Please report every line from the material that contains the word "houses".

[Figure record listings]
--

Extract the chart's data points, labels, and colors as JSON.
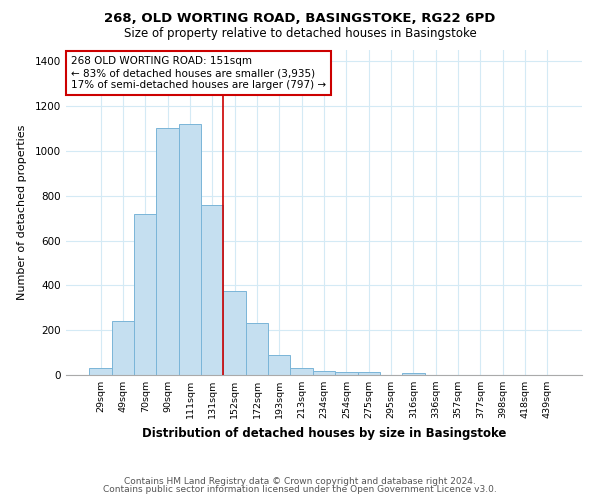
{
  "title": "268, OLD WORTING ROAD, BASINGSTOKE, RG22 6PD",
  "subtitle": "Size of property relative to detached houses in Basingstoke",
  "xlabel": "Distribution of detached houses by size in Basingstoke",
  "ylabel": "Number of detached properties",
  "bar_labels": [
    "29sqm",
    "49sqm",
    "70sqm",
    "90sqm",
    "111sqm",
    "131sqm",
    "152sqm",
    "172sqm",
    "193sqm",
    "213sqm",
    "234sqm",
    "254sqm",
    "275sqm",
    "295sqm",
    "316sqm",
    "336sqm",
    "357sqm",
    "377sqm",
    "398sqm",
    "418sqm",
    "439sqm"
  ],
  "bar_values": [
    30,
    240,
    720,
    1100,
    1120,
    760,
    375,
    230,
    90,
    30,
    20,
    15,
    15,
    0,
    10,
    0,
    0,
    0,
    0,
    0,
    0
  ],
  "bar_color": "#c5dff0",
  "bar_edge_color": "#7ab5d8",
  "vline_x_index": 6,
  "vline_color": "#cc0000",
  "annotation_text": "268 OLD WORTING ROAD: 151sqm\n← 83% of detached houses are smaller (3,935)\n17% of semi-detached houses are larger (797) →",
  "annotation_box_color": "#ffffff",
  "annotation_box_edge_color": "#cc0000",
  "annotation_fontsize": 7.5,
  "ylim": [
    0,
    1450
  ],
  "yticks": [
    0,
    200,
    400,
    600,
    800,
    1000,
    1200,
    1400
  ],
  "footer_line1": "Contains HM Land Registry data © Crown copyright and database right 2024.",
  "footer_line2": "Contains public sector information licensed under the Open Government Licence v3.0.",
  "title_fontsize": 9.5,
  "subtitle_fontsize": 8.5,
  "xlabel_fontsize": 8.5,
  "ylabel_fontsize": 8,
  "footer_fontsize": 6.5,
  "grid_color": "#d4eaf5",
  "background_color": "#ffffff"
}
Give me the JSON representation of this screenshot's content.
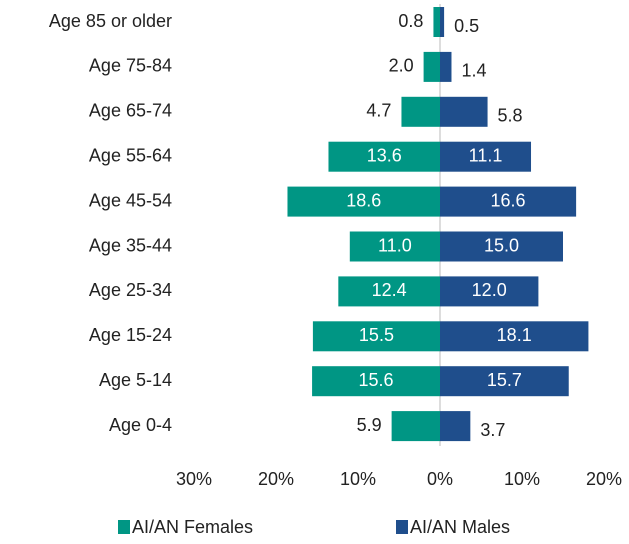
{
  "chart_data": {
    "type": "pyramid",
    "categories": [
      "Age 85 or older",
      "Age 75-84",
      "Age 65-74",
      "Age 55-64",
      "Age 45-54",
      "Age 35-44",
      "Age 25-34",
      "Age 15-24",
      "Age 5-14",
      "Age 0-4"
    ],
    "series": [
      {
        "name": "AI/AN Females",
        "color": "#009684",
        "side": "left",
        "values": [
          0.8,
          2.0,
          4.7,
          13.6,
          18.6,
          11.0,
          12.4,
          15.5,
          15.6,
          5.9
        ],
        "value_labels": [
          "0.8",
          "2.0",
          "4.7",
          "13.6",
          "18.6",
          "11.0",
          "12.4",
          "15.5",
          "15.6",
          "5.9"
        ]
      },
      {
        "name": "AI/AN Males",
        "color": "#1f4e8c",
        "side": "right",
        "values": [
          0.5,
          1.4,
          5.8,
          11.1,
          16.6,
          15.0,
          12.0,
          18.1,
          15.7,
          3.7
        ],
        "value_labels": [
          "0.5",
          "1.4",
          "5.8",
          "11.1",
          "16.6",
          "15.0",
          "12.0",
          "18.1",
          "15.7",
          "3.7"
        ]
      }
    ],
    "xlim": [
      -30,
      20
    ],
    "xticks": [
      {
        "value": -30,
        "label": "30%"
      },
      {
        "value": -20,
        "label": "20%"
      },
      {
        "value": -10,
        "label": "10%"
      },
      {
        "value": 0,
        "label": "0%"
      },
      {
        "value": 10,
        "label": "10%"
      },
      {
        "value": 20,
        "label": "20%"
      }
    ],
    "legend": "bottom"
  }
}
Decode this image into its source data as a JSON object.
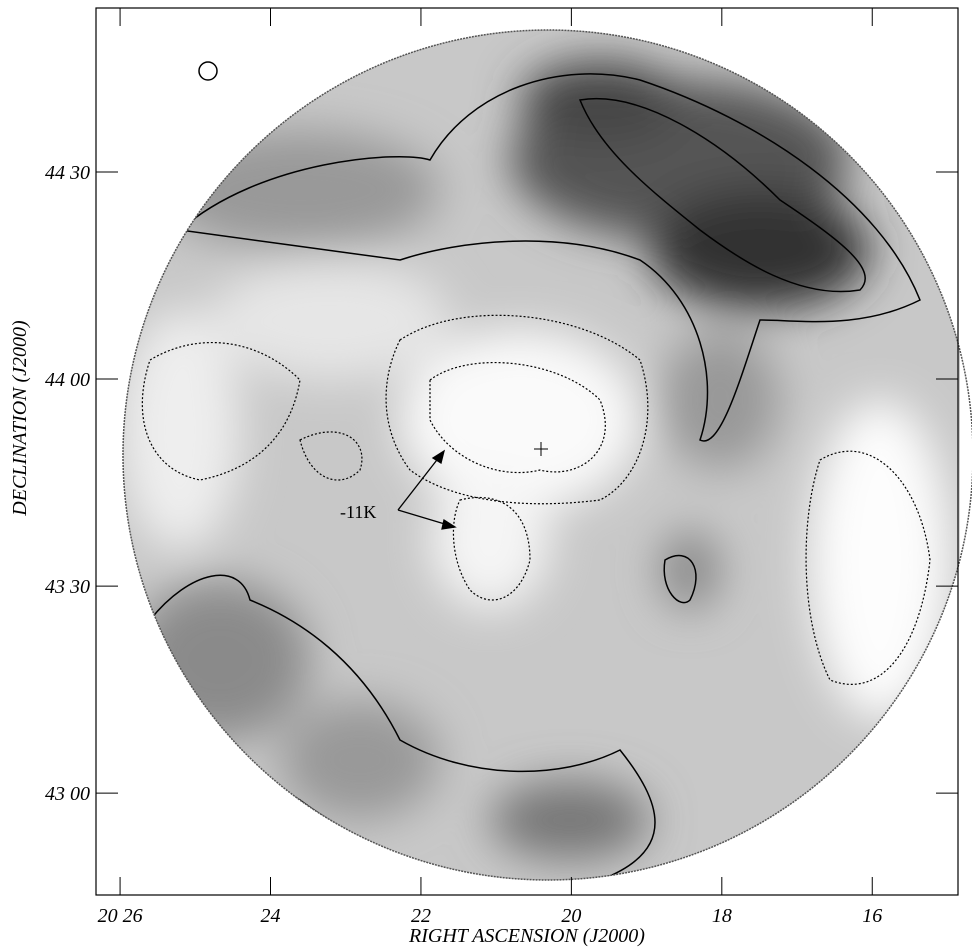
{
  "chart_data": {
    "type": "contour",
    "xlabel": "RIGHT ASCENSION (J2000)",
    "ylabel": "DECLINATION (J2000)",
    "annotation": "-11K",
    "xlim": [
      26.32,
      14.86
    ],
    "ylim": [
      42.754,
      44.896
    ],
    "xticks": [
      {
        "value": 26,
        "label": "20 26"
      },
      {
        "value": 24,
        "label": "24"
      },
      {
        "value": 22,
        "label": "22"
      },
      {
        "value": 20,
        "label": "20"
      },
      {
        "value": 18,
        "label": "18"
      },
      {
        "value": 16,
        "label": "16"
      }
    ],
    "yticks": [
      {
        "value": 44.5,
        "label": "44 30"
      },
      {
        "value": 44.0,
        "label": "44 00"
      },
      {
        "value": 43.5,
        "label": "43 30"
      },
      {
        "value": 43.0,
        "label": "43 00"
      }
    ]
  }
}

--

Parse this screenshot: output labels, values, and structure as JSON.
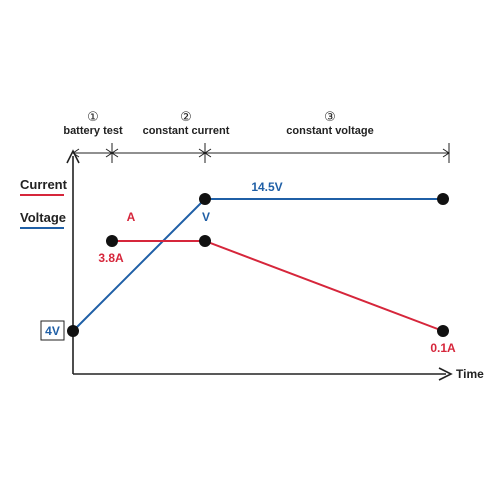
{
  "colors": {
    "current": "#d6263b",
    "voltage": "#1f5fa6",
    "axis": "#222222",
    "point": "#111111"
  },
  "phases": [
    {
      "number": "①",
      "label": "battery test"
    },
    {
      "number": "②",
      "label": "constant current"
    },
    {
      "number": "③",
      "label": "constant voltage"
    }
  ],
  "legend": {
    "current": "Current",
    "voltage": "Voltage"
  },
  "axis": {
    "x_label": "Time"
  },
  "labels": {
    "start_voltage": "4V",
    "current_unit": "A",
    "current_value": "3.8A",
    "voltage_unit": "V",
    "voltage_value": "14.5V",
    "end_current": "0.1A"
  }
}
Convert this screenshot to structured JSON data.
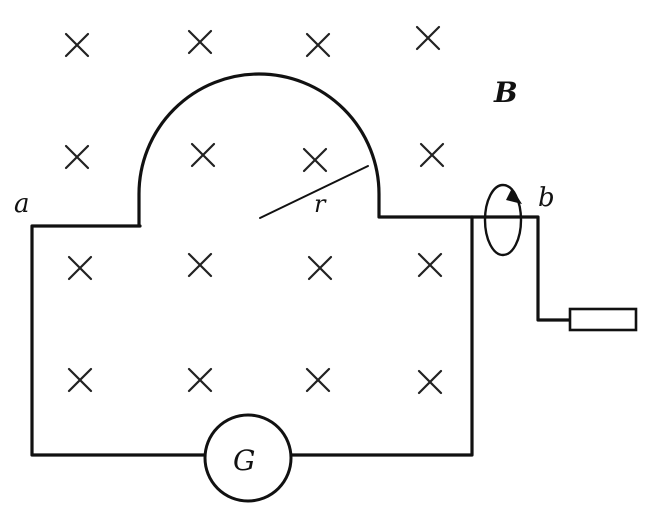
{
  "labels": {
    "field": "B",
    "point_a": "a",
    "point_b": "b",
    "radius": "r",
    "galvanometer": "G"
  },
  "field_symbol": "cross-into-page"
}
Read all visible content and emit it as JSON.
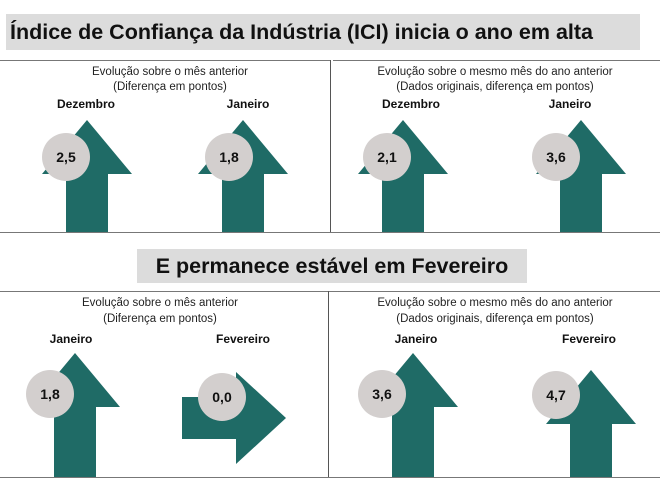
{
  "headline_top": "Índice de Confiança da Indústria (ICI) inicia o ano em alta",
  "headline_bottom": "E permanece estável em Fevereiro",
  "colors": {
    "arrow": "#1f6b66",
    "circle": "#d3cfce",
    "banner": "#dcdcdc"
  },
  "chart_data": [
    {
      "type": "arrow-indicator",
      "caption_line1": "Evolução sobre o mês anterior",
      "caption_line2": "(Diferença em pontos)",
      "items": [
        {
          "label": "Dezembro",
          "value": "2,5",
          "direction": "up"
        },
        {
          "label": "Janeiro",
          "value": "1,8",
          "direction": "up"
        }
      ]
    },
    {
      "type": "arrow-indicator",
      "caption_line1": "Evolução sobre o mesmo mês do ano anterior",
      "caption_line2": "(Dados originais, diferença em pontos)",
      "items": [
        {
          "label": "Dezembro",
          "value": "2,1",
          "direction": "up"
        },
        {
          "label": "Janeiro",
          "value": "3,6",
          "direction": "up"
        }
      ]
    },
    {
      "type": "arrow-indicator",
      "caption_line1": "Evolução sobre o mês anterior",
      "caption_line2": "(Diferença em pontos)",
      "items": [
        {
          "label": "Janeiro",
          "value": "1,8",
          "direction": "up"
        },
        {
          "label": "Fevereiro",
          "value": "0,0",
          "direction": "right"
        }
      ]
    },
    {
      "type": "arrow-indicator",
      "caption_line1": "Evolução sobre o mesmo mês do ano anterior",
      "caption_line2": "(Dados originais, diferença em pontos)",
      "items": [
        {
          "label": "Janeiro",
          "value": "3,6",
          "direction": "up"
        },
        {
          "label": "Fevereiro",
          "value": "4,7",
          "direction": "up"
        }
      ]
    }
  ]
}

--

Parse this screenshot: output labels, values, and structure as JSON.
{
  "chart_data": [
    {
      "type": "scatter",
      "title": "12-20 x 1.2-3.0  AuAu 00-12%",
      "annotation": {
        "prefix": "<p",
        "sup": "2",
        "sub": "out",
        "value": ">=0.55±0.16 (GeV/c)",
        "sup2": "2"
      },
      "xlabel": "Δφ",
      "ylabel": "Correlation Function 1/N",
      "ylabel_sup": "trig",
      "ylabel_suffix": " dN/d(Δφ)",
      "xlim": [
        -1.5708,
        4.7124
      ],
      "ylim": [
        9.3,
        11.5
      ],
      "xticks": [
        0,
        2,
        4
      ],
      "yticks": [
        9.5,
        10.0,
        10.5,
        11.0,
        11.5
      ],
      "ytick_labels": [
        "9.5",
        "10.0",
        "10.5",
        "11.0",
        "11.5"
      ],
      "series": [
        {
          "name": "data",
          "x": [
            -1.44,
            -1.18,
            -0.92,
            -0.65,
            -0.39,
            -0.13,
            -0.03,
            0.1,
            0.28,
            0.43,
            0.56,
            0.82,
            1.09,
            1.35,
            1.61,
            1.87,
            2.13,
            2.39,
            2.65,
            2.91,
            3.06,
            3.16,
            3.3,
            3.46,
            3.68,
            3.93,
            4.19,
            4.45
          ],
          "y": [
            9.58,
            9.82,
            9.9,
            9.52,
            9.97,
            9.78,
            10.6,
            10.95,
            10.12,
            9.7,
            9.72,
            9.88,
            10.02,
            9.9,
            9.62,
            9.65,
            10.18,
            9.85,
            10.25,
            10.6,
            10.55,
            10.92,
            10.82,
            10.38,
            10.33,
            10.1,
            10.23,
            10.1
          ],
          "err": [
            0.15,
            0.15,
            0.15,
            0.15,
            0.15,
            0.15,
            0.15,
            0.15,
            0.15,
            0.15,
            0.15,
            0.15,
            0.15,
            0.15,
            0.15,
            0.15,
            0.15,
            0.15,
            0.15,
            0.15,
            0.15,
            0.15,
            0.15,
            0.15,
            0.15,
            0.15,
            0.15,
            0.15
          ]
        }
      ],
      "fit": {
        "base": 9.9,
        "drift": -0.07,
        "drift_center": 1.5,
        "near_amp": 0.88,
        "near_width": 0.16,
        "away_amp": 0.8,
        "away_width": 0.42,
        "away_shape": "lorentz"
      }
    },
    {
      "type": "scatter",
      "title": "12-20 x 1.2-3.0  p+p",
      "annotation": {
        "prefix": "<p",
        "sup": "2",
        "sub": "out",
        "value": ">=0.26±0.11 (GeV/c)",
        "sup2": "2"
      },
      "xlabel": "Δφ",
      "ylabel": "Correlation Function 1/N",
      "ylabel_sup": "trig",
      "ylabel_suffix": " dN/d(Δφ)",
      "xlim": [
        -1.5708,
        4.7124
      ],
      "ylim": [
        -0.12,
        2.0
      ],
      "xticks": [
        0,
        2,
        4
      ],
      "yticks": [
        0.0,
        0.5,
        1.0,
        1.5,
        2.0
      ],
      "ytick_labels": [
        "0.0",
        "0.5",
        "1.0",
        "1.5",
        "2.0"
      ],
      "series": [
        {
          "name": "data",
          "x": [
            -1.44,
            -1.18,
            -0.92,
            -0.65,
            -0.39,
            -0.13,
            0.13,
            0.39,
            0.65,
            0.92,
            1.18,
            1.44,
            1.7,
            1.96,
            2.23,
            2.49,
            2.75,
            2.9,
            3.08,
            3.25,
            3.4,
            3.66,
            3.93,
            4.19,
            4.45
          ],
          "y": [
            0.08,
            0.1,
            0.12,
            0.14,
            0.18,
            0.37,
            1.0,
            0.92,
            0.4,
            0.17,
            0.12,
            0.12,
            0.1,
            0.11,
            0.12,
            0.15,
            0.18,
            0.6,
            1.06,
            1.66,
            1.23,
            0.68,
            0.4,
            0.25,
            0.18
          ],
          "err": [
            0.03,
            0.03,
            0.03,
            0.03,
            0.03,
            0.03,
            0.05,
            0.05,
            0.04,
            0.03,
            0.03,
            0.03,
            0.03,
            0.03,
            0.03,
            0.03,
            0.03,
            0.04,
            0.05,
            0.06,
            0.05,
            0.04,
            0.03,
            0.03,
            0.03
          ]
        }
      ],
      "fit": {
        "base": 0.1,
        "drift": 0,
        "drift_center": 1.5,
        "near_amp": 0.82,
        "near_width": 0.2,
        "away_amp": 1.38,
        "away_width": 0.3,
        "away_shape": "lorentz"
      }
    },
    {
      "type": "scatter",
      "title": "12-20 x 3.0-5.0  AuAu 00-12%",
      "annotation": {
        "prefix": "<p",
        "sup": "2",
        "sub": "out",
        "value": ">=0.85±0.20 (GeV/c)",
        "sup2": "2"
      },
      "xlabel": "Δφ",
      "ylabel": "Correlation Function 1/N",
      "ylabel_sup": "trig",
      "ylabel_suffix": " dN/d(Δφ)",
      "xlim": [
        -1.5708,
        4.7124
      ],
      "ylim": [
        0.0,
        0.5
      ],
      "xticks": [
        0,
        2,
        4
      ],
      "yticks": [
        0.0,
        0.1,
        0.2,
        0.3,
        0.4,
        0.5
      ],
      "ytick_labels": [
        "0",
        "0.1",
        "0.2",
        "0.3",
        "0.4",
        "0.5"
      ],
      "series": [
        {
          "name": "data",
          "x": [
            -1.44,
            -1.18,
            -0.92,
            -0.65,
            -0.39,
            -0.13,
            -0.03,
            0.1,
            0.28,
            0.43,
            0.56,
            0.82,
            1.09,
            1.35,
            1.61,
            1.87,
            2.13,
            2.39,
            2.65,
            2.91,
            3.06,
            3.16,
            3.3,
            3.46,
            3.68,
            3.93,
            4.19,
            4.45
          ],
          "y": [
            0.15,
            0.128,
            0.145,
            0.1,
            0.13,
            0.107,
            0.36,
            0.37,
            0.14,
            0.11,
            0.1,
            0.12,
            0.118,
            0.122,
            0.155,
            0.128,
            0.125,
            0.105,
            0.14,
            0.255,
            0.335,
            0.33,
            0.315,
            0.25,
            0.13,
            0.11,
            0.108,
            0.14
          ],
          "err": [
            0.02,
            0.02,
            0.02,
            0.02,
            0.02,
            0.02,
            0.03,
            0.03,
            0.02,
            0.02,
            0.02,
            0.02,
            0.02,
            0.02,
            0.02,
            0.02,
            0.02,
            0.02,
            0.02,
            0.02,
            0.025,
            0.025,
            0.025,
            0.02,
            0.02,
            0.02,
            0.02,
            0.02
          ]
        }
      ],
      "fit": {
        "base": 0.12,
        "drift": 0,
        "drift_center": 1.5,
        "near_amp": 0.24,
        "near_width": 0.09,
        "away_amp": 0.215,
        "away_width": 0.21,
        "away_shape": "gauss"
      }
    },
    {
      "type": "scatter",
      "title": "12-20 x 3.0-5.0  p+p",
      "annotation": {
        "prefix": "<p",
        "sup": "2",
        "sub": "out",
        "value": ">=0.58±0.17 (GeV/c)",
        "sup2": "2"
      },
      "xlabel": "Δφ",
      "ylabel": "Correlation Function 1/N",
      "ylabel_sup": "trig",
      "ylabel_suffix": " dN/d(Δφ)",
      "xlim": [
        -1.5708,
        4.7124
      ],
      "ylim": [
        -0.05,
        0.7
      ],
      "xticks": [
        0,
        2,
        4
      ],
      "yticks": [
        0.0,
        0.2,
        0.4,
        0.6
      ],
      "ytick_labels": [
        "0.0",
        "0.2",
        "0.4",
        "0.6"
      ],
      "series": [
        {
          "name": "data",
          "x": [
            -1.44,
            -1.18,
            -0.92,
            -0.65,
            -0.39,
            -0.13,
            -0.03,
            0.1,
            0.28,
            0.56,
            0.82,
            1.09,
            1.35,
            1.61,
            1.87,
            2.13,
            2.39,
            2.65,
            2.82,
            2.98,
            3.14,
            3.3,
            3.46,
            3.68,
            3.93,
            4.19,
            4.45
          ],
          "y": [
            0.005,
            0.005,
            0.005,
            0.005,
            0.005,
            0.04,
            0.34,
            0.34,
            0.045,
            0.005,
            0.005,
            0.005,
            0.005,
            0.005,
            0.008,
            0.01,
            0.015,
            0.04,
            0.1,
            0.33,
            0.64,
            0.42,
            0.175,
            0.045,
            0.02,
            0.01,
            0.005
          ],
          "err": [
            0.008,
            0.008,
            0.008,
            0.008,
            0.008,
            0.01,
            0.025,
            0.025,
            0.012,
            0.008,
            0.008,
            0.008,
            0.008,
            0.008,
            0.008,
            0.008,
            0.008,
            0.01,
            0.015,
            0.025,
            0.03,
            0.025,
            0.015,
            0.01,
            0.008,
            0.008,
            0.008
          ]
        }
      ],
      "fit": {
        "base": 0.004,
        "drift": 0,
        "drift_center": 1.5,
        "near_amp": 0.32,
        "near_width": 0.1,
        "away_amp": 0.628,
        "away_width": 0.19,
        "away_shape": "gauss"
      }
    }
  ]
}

--

• **Answer for the task**:
  "subtitle": "Size of property relative to detached houses in Basingstoke",
  "xlabel": "Distribution of detached houses by size in Basingstoke",
  "annotation_text": "268 OLD WORTING ROAD: 151sqm\n← 83% of detached houses are smaller (3,935)\n17% of semi-detached houses are larger (797) →",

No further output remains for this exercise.